Restate all of the data exactly.
### LISTED ENTRIES ###
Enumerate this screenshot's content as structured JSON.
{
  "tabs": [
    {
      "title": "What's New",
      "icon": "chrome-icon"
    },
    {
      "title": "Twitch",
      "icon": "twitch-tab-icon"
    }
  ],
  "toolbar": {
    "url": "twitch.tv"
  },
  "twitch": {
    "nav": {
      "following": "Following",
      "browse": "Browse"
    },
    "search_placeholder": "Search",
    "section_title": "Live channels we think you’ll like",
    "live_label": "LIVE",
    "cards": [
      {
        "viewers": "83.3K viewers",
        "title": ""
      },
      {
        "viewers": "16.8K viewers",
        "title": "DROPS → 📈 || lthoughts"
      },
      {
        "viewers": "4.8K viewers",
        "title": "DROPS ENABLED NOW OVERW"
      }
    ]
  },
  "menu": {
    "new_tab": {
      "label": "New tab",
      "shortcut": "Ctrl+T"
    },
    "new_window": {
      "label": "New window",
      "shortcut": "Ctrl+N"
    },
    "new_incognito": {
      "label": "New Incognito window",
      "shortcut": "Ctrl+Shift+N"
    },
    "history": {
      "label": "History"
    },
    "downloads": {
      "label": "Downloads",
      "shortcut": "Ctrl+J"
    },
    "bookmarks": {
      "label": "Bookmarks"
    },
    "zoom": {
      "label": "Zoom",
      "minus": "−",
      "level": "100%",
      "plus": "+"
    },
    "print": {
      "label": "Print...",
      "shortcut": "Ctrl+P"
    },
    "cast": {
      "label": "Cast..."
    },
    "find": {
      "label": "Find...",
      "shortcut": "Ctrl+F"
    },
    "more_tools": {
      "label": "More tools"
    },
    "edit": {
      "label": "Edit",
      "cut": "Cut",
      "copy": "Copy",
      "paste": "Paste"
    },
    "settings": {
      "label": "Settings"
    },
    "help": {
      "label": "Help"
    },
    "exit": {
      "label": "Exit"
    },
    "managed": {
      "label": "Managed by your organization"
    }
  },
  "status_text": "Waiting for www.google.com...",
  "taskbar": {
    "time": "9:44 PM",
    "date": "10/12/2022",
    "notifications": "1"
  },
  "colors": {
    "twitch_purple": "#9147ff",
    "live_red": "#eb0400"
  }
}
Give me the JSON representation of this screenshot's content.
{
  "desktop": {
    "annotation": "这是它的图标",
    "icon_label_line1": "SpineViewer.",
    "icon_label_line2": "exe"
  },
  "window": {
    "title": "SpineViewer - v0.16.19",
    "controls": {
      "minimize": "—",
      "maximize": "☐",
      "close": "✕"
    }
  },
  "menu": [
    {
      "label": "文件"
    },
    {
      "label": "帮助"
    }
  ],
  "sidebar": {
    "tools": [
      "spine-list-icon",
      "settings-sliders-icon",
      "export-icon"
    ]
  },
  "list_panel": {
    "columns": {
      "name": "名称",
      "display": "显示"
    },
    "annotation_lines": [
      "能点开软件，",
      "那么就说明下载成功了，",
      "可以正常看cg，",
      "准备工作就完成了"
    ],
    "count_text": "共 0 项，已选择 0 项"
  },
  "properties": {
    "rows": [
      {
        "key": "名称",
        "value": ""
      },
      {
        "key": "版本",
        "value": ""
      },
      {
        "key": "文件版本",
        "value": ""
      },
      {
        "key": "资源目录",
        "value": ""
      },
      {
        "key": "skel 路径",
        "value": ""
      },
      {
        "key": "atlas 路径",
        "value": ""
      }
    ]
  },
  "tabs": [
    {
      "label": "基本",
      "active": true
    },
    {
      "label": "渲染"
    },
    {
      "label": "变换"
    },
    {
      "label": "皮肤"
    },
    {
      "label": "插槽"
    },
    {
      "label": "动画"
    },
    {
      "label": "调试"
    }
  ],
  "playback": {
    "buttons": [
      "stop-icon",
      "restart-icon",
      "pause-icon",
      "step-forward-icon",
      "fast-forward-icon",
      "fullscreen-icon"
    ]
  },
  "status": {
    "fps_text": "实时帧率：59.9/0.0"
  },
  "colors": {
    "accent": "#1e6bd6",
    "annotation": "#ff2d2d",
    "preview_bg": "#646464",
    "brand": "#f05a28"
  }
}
###
> _TASK RESULT_:
Enumerate this screenshot's content as structured JSON.
{
  "tabs": [
    {
      "title": "What's New",
      "icon": "chrome-icon"
    },
    {
      "title": "Twitch",
      "icon": "twitch-tab-icon"
    }
  ],
  "toolbar": {
    "url": "twitch.tv"
  },
  "twitch": {
    "nav": {
      "following": "Following",
      "browse": "Browse"
    },
    "search_placeholder": "Search",
    "section_title": "Live channels we think you’ll like",
    "live_label": "LIVE",
    "cards": [
      {
        "viewers": "83.3K viewers",
        "title": ""
      },
      {
        "viewers": "16.8K viewers",
        "title": "DROPS → 📈 || lthoughts"
      },
      {
        "viewers": "4.8K viewers",
        "title": "DROPS ENABLED NOW OVERW"
      }
    ]
  },
  "menu": {
    "new_tab": {
      "label": "New tab",
      "shortcut": "Ctrl+T"
    },
    "new_window": {
      "label": "New window",
      "shortcut": "Ctrl+N"
    },
    "new_incognito": {
      "label": "New Incognito window",
      "shortcut": "Ctrl+Shift+N"
    },
    "history": {
      "label": "History"
    },
    "downloads": {
      "label": "Downloads",
      "shortcut": "Ctrl+J"
    },
    "bookmarks": {
      "label": "Bookmarks"
    },
    "zoom": {
      "label": "Zoom",
      "minus": "−",
      "level": "100%",
      "plus": "+"
    },
    "print": {
      "label": "Print...",
      "shortcut": "Ctrl+P"
    },
    "cast": {
      "label": "Cast..."
    },
    "find": {
      "label": "Find...",
      "shortcut": "Ctrl+F"
    },
    "more_tools": {
      "label": "More tools"
    },
    "edit": {
      "label": "Edit",
      "cut": "Cut",
      "copy": "Copy",
      "paste": "Paste"
    },
    "settings": {
      "label": "Settings"
    },
    "help": {
      "label": "Help"
    },
    "exit": {
      "label": "Exit"
    },
    "managed": {
      "label": "Managed by your organization"
    }
  },
  "status_text": "Waiting for www.google.com...",
  "taskbar": {
    "time": "9:44 PM",
    "date": "10/12/2022",
    "notifications": "1"
  },
  "colors": {
    "twitch_purple": "#9147ff",
    "live_red": "#eb0400"
  }
}
Give me the JSON representation of this screenshot's content.
{
  "desktop": {
    "annotation": "这是它的图标",
    "icon_label_line1": "SpineViewer.",
    "icon_label_line2": "exe"
  },
  "window": {
    "title": "SpineViewer - v0.16.19",
    "controls": {
      "minimize": "—",
      "maximize": "☐",
      "close": "✕"
    }
  },
  "menu": [
    {
      "label": "文件"
    },
    {
      "label": "帮助"
    }
  ],
  "sidebar": {
    "tools": [
      "spine-list-icon",
      "settings-sliders-icon",
      "export-icon"
    ]
  },
  "list_panel": {
    "columns": {
      "name": "名称",
      "display": "显示"
    },
    "annotation_lines": [
      "能点开软件，",
      "那么就说明下载成功了，",
      "可以正常看cg，",
      "准备工作就完成了"
    ],
    "count_text": "共 0 项，已选择 0 项"
  },
  "properties": {
    "rows": [
      {
        "key": "名称",
        "value": ""
      },
      {
        "key": "版本",
        "value": ""
      },
      {
        "key": "文件版本",
        "value": ""
      },
      {
        "key": "资源目录",
        "value": ""
      },
      {
        "key": "skel 路径",
        "value": ""
      },
      {
        "key": "atlas 路径",
        "value": ""
      }
    ]
  },
  "tabs": [
    {
      "label": "基本",
      "active": true
    },
    {
      "label": "渲染"
    },
    {
      "label": "变换"
    },
    {
      "label": "皮肤"
    },
    {
      "label": "插槽"
    },
    {
      "label": "动画"
    },
    {
      "label": "调试"
    }
  ],
  "playback": {
    "buttons": [
      "stop-icon",
      "restart-icon",
      "pause-icon",
      "step-forward-icon",
      "fast-forward-icon",
      "fullscreen-icon"
    ]
  },
  "status": {
    "fps_text": "实时帧率：59.9/0.0"
  },
  "colors": {
    "accent": "#1e6bd6",
    "annotation": "#ff2d2d",
    "preview_bg": "#646464",
    "brand": "#f05a28"
  }
}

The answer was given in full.